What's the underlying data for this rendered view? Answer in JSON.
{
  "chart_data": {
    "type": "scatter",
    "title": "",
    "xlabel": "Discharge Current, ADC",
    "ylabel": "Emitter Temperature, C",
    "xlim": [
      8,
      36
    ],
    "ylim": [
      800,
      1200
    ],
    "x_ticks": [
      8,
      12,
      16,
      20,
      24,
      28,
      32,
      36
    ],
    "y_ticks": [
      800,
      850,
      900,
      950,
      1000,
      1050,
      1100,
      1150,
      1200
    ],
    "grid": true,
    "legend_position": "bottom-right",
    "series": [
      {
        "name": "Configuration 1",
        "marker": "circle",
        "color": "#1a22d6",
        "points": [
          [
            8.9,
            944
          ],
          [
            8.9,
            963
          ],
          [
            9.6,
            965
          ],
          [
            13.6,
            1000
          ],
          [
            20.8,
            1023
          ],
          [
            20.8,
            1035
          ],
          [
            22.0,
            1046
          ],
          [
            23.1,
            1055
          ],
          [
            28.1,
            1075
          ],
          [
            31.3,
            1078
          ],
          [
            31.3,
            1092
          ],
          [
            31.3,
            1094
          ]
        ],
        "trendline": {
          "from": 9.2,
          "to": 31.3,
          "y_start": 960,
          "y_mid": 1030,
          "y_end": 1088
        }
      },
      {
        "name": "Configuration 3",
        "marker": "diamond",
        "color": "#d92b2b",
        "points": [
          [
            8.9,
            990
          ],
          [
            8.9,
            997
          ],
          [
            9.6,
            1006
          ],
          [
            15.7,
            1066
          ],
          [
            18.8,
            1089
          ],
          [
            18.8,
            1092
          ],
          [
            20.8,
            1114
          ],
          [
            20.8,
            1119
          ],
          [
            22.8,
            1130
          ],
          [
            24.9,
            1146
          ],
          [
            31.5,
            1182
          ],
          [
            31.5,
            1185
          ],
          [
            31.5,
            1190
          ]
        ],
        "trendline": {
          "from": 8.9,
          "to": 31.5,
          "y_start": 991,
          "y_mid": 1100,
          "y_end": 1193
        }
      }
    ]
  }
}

= = = =

• _WHAT TO PRODUCE_
Search the lines above for the string "Configuration" and copy each line that has it.

• _SOLUTION_
        "name": "Configuration 1",
        "name": "Configuration 3",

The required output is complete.